Your task →
Give back every line exactly as it appears, pictures excluded.

Records from a data collection
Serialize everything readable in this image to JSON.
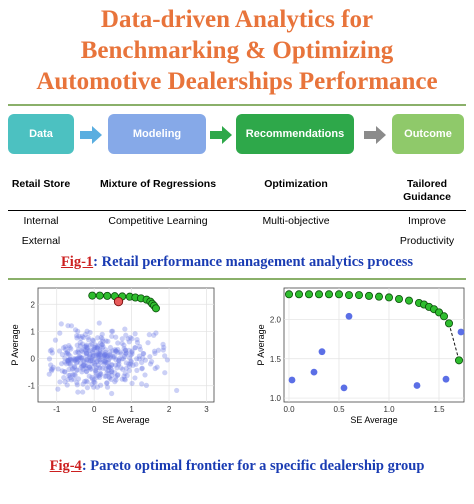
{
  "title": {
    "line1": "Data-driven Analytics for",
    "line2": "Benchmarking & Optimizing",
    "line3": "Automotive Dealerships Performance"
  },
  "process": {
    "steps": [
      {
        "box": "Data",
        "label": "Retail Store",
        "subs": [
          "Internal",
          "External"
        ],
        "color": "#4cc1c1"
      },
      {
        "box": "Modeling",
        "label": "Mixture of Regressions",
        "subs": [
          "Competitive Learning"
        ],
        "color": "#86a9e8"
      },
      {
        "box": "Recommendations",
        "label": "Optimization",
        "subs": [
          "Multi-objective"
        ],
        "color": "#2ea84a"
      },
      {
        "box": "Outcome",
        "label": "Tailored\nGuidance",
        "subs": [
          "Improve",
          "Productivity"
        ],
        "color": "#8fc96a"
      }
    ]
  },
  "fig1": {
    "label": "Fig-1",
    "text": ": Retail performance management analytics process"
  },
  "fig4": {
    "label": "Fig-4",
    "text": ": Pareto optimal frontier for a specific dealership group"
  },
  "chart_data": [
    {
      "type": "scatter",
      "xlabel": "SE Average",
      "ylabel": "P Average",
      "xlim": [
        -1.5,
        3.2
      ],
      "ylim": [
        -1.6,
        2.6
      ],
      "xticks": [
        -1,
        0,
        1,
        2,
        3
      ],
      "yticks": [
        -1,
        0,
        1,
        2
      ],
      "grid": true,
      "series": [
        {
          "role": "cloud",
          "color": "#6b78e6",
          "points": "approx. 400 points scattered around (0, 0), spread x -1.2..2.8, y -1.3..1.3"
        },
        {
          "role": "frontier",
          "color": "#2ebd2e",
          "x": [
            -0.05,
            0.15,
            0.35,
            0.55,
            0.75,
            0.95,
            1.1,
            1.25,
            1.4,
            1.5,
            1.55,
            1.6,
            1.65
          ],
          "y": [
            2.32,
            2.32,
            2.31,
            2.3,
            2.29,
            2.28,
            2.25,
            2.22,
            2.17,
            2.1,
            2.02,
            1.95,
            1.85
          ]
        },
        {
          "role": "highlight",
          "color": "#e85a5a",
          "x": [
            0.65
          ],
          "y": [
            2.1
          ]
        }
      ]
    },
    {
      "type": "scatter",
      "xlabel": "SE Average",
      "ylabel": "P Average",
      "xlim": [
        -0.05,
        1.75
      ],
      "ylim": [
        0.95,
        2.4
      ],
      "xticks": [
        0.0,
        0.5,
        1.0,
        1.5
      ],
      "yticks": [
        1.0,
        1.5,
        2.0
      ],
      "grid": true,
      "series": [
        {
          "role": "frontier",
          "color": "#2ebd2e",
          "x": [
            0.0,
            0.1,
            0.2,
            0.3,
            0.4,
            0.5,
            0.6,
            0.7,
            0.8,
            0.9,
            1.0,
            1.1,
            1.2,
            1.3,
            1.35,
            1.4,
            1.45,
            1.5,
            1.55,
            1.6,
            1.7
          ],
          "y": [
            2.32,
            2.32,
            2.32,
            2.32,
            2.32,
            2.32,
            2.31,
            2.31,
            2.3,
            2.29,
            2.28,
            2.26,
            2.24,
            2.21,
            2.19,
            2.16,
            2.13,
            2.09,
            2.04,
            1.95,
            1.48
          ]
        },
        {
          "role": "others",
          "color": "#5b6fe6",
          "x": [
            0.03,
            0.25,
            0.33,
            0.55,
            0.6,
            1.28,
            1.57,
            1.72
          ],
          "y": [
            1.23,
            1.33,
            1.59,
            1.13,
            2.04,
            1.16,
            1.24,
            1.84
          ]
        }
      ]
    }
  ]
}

Solution →
Serialize everything readable in this image to JSON.
{
  "title": {
    "line1": "Data-driven Analytics for",
    "line2": "Benchmarking & Optimizing",
    "line3": "Automotive Dealerships Performance"
  },
  "process": {
    "steps": [
      {
        "box": "Data",
        "label": "Retail Store",
        "subs": [
          "Internal",
          "External"
        ],
        "color": "#4cc1c1"
      },
      {
        "box": "Modeling",
        "label": "Mixture of Regressions",
        "subs": [
          "Competitive Learning"
        ],
        "color": "#86a9e8"
      },
      {
        "box": "Recommendations",
        "label": "Optimization",
        "subs": [
          "Multi-objective"
        ],
        "color": "#2ea84a"
      },
      {
        "box": "Outcome",
        "label": "Tailored\nGuidance",
        "subs": [
          "Improve",
          "Productivity"
        ],
        "color": "#8fc96a"
      }
    ]
  },
  "fig1": {
    "label": "Fig-1",
    "text": ": Retail performance management analytics process"
  },
  "fig4": {
    "label": "Fig-4",
    "text": ": Pareto optimal frontier for a specific dealership group"
  },
  "chart_data": [
    {
      "type": "scatter",
      "xlabel": "SE Average",
      "ylabel": "P Average",
      "xlim": [
        -1.5,
        3.2
      ],
      "ylim": [
        -1.6,
        2.6
      ],
      "xticks": [
        -1,
        0,
        1,
        2,
        3
      ],
      "yticks": [
        -1,
        0,
        1,
        2
      ],
      "grid": true,
      "series": [
        {
          "role": "cloud",
          "color": "#6b78e6",
          "points": "approx. 400 points scattered around (0, 0), spread x -1.2..2.8, y -1.3..1.3"
        },
        {
          "role": "frontier",
          "color": "#2ebd2e",
          "x": [
            -0.05,
            0.15,
            0.35,
            0.55,
            0.75,
            0.95,
            1.1,
            1.25,
            1.4,
            1.5,
            1.55,
            1.6,
            1.65
          ],
          "y": [
            2.32,
            2.32,
            2.31,
            2.3,
            2.29,
            2.28,
            2.25,
            2.22,
            2.17,
            2.1,
            2.02,
            1.95,
            1.85
          ]
        },
        {
          "role": "highlight",
          "color": "#e85a5a",
          "x": [
            0.65
          ],
          "y": [
            2.1
          ]
        }
      ]
    },
    {
      "type": "scatter",
      "xlabel": "SE Average",
      "ylabel": "P Average",
      "xlim": [
        -0.05,
        1.75
      ],
      "ylim": [
        0.95,
        2.4
      ],
      "xticks": [
        0.0,
        0.5,
        1.0,
        1.5
      ],
      "yticks": [
        1.0,
        1.5,
        2.0
      ],
      "grid": true,
      "series": [
        {
          "role": "frontier",
          "color": "#2ebd2e",
          "x": [
            0.0,
            0.1,
            0.2,
            0.3,
            0.4,
            0.5,
            0.6,
            0.7,
            0.8,
            0.9,
            1.0,
            1.1,
            1.2,
            1.3,
            1.35,
            1.4,
            1.45,
            1.5,
            1.55,
            1.6,
            1.7
          ],
          "y": [
            2.32,
            2.32,
            2.32,
            2.32,
            2.32,
            2.32,
            2.31,
            2.31,
            2.3,
            2.29,
            2.28,
            2.26,
            2.24,
            2.21,
            2.19,
            2.16,
            2.13,
            2.09,
            2.04,
            1.95,
            1.48
          ]
        },
        {
          "role": "others",
          "color": "#5b6fe6",
          "x": [
            0.03,
            0.25,
            0.33,
            0.55,
            0.6,
            1.28,
            1.57,
            1.72
          ],
          "y": [
            1.23,
            1.33,
            1.59,
            1.13,
            2.04,
            1.16,
            1.24,
            1.84
          ]
        }
      ]
    }
  ]
}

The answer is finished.